**Written request**
Leave out the images and repeat the listing below without a single change.

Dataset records
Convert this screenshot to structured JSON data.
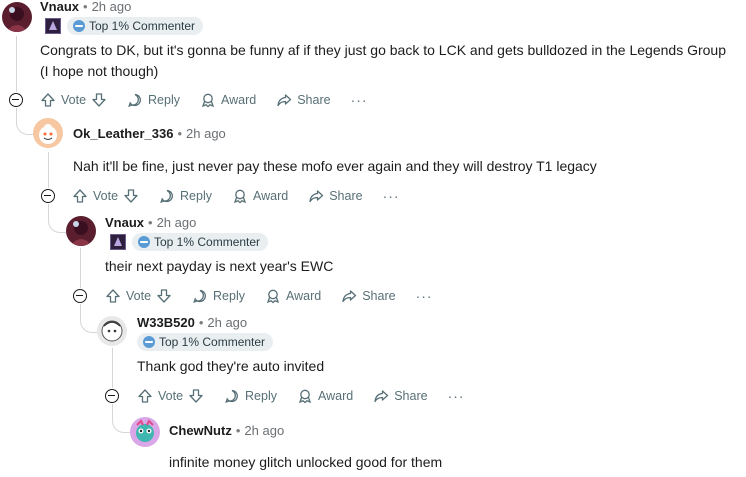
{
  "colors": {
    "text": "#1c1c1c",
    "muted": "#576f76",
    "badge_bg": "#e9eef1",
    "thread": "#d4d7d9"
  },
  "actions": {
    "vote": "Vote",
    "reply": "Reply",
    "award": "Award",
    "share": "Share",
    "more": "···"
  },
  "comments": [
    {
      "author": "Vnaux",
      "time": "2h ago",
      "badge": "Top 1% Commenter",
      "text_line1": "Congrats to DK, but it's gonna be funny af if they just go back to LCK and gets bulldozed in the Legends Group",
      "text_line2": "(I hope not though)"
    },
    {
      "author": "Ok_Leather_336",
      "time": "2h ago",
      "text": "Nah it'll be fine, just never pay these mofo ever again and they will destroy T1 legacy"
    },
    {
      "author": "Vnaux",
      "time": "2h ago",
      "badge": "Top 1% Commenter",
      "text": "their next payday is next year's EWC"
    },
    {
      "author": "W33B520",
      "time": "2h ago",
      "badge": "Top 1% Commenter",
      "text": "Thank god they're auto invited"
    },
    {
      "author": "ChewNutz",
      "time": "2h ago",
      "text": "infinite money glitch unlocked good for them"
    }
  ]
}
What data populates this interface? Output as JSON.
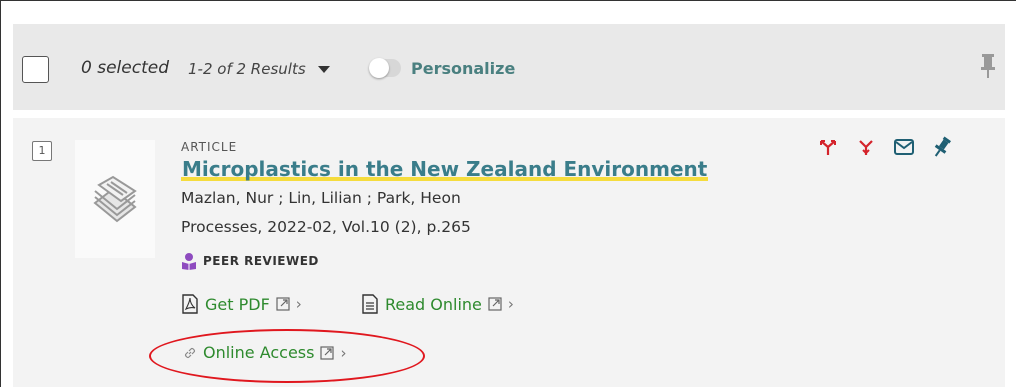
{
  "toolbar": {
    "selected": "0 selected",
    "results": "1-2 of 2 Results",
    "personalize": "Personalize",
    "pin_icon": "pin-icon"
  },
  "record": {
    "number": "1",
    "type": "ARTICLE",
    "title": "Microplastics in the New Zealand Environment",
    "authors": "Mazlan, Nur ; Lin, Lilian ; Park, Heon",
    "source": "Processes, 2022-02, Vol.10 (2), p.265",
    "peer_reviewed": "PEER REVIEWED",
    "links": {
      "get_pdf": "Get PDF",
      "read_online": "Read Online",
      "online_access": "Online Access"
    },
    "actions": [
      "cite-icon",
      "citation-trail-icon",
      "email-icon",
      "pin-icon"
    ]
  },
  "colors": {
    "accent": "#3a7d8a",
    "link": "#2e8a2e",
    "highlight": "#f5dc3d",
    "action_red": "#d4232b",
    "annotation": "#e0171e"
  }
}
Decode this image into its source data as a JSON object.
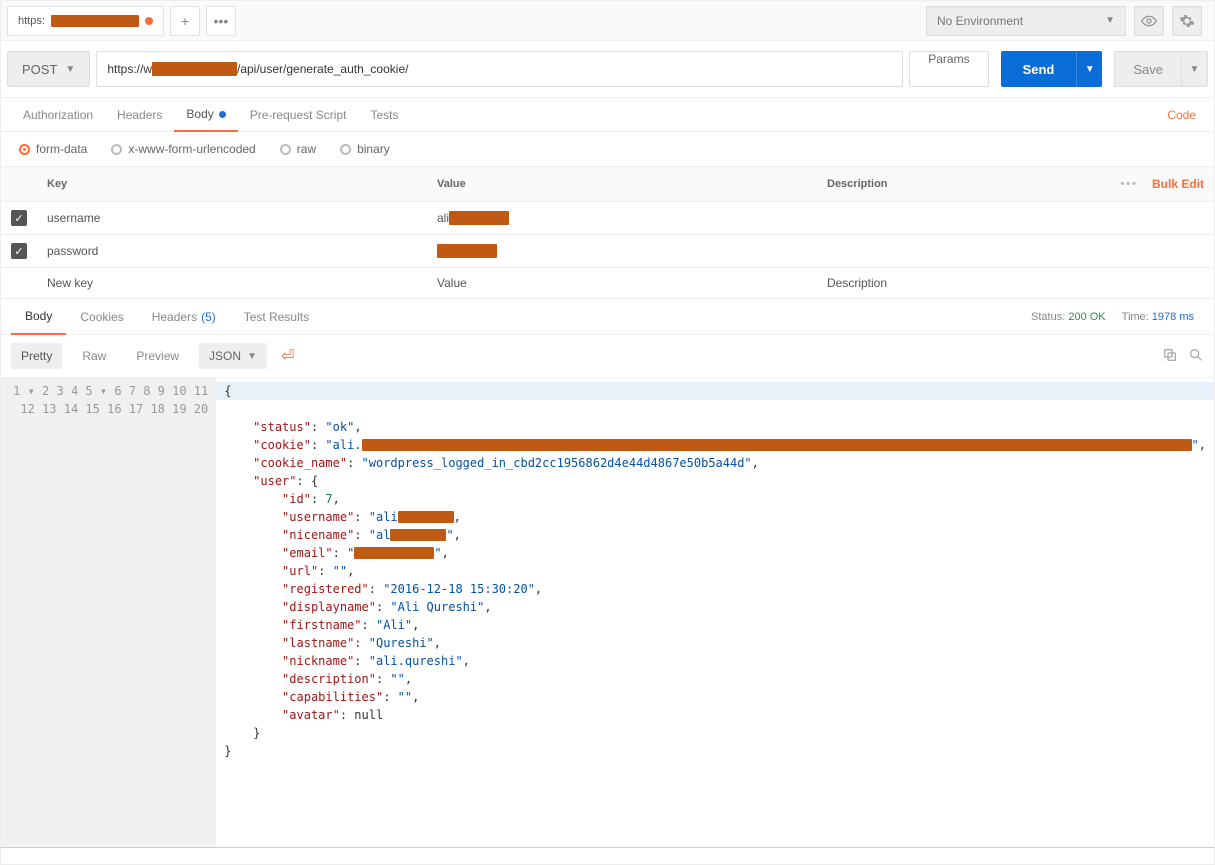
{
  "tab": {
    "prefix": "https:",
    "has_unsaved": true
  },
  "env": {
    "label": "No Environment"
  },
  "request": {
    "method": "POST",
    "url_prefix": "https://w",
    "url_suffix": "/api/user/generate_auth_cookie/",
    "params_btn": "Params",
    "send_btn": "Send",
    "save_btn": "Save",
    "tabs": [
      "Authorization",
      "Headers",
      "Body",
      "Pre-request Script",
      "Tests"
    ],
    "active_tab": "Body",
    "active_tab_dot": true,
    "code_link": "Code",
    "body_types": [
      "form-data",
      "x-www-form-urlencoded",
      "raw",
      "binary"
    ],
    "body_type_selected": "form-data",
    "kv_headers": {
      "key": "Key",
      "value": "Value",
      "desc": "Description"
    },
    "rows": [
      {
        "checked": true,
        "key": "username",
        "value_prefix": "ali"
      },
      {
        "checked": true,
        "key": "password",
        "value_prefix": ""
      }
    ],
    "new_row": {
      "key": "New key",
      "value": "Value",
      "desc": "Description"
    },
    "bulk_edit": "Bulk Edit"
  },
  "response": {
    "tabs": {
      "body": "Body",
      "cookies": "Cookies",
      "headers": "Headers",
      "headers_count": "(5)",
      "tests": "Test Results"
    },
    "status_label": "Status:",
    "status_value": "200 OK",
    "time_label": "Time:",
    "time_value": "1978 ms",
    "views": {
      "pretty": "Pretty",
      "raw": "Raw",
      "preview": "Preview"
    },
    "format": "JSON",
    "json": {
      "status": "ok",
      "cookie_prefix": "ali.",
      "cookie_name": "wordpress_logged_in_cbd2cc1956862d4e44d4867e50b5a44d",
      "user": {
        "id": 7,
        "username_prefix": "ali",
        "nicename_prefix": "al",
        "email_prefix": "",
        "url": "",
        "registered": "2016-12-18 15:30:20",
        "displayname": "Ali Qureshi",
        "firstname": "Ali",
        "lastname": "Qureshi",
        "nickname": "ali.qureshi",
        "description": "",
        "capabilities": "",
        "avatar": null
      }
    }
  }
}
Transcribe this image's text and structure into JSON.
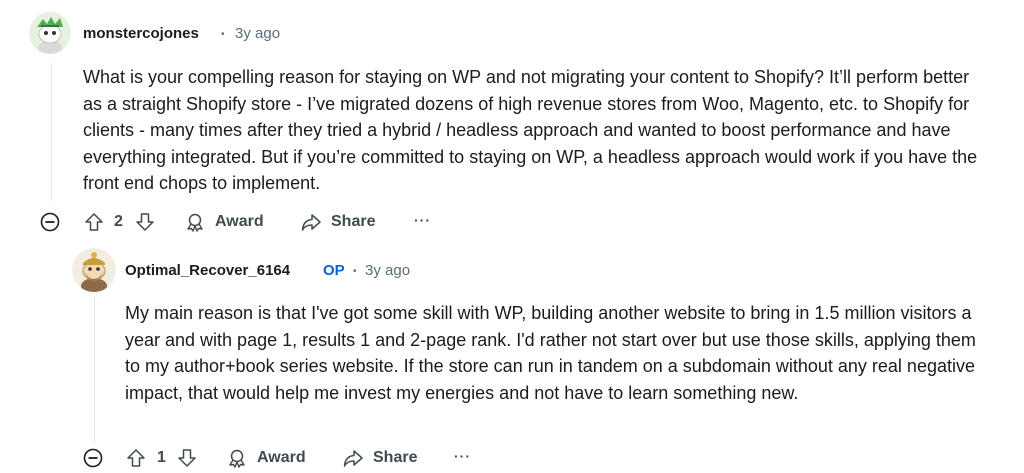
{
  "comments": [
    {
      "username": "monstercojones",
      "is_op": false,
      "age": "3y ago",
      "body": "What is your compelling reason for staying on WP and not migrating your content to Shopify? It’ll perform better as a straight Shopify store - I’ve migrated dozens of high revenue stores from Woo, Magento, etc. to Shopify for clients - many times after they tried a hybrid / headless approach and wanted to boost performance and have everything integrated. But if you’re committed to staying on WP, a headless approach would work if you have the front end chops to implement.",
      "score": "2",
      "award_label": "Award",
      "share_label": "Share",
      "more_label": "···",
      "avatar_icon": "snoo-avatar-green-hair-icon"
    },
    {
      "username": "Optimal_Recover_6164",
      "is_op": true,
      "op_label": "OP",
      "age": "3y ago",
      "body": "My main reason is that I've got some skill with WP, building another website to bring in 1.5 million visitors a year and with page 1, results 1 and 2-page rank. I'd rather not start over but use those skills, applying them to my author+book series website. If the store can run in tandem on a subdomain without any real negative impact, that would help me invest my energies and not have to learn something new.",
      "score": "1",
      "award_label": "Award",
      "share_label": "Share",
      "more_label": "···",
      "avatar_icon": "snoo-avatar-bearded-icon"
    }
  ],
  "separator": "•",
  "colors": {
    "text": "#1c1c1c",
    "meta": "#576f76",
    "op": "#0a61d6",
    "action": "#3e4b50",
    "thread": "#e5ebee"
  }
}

**Written response**
Convert this screenshot to structured JSON data.
{
  "colors": {
    "text": "#1c1c1c",
    "muted": "#576f76",
    "badge_bg": "#e9eef1",
    "thread": "#d4d7d9"
  },
  "actions": {
    "vote": "Vote",
    "reply": "Reply",
    "award": "Award",
    "share": "Share",
    "more": "···"
  },
  "comments": [
    {
      "author": "Vnaux",
      "time": "2h ago",
      "badge": "Top 1% Commenter",
      "text_line1": "Congrats to DK, but it's gonna be funny af if they just go back to LCK and gets bulldozed in the Legends Group",
      "text_line2": "(I hope not though)"
    },
    {
      "author": "Ok_Leather_336",
      "time": "2h ago",
      "text": "Nah it'll be fine, just never pay these mofo ever again and they will destroy T1 legacy"
    },
    {
      "author": "Vnaux",
      "time": "2h ago",
      "badge": "Top 1% Commenter",
      "text": "their next payday is next year's EWC"
    },
    {
      "author": "W33B520",
      "time": "2h ago",
      "badge": "Top 1% Commenter",
      "text": "Thank god they're auto invited"
    },
    {
      "author": "ChewNutz",
      "time": "2h ago",
      "text": "infinite money glitch unlocked good for them"
    }
  ]
}
What data populates this interface? Output as JSON.
{
  "toolbar": {
    "selected": "0 selected",
    "results": "1-2 of 2 Results",
    "personalize": "Personalize",
    "pin_icon": "pin-icon"
  },
  "record": {
    "number": "1",
    "type": "ARTICLE",
    "title": "Microplastics in the New Zealand Environment",
    "authors": "Mazlan, Nur ; Lin, Lilian ; Park, Heon",
    "source": "Processes, 2022-02, Vol.10 (2), p.265",
    "peer_reviewed": "PEER REVIEWED",
    "links": {
      "get_pdf": "Get PDF",
      "read_online": "Read Online",
      "online_access": "Online Access"
    },
    "actions": [
      "cite-icon",
      "citation-trail-icon",
      "email-icon",
      "pin-icon"
    ]
  },
  "colors": {
    "accent": "#3a7d8a",
    "link": "#2e8a2e",
    "highlight": "#f5dc3d",
    "action_red": "#d4232b",
    "annotation": "#e0171e"
  }
}
Decode this image into its source data as a JSON object.
{
  "tab": {
    "prefix": "https:",
    "has_unsaved": true
  },
  "env": {
    "label": "No Environment"
  },
  "request": {
    "method": "POST",
    "url_prefix": "https://w",
    "url_suffix": "/api/user/generate_auth_cookie/",
    "params_btn": "Params",
    "send_btn": "Send",
    "save_btn": "Save",
    "tabs": [
      "Authorization",
      "Headers",
      "Body",
      "Pre-request Script",
      "Tests"
    ],
    "active_tab": "Body",
    "active_tab_dot": true,
    "code_link": "Code",
    "body_types": [
      "form-data",
      "x-www-form-urlencoded",
      "raw",
      "binary"
    ],
    "body_type_selected": "form-data",
    "kv_headers": {
      "key": "Key",
      "value": "Value",
      "desc": "Description"
    },
    "rows": [
      {
        "checked": true,
        "key": "username",
        "value_prefix": "ali"
      },
      {
        "checked": true,
        "key": "password",
        "value_prefix": ""
      }
    ],
    "new_row": {
      "key": "New key",
      "value": "Value",
      "desc": "Description"
    },
    "bulk_edit": "Bulk Edit"
  },
  "response": {
    "tabs": {
      "body": "Body",
      "cookies": "Cookies",
      "headers": "Headers",
      "headers_count": "(5)",
      "tests": "Test Results"
    },
    "status_label": "Status:",
    "status_value": "200 OK",
    "time_label": "Time:",
    "time_value": "1978 ms",
    "views": {
      "pretty": "Pretty",
      "raw": "Raw",
      "preview": "Preview"
    },
    "format": "JSON",
    "json": {
      "status": "ok",
      "cookie_prefix": "ali.",
      "cookie_name": "wordpress_logged_in_cbd2cc1956862d4e44d4867e50b5a44d",
      "user": {
        "id": 7,
        "username_prefix": "ali",
        "nicename_prefix": "al",
        "email_prefix": "",
        "url": "",
        "registered": "2016-12-18 15:30:20",
        "displayname": "Ali Qureshi",
        "firstname": "Ali",
        "lastname": "Qureshi",
        "nickname": "ali.qureshi",
        "description": "",
        "capabilities": "",
        "avatar": null
      }
    }
  }
}
Transcribe this image's text and structure into JSON.
{
  "comments": [
    {
      "username": "monstercojones",
      "is_op": false,
      "age": "3y ago",
      "body": "What is your compelling reason for staying on WP and not migrating your content to Shopify? It’ll perform better as a straight Shopify store - I’ve migrated dozens of high revenue stores from Woo, Magento, etc. to Shopify for clients - many times after they tried a hybrid / headless approach and wanted to boost performance and have everything integrated. But if you’re committed to staying on WP, a headless approach would work if you have the front end chops to implement.",
      "score": "2",
      "award_label": "Award",
      "share_label": "Share",
      "more_label": "···",
      "avatar_icon": "snoo-avatar-green-hair-icon"
    },
    {
      "username": "Optimal_Recover_6164",
      "is_op": true,
      "op_label": "OP",
      "age": "3y ago",
      "body": "My main reason is that I've got some skill with WP, building another website to bring in 1.5 million visitors a year and with page 1, results 1 and 2-page rank. I'd rather not start over but use those skills, applying them to my author+book series website. If the store can run in tandem on a subdomain without any real negative impact, that would help me invest my energies and not have to learn something new.",
      "score": "1",
      "award_label": "Award",
      "share_label": "Share",
      "more_label": "···",
      "avatar_icon": "snoo-avatar-bearded-icon"
    }
  ],
  "separator": "•",
  "colors": {
    "text": "#1c1c1c",
    "meta": "#576f76",
    "op": "#0a61d6",
    "action": "#3e4b50",
    "thread": "#e5ebee"
  }
}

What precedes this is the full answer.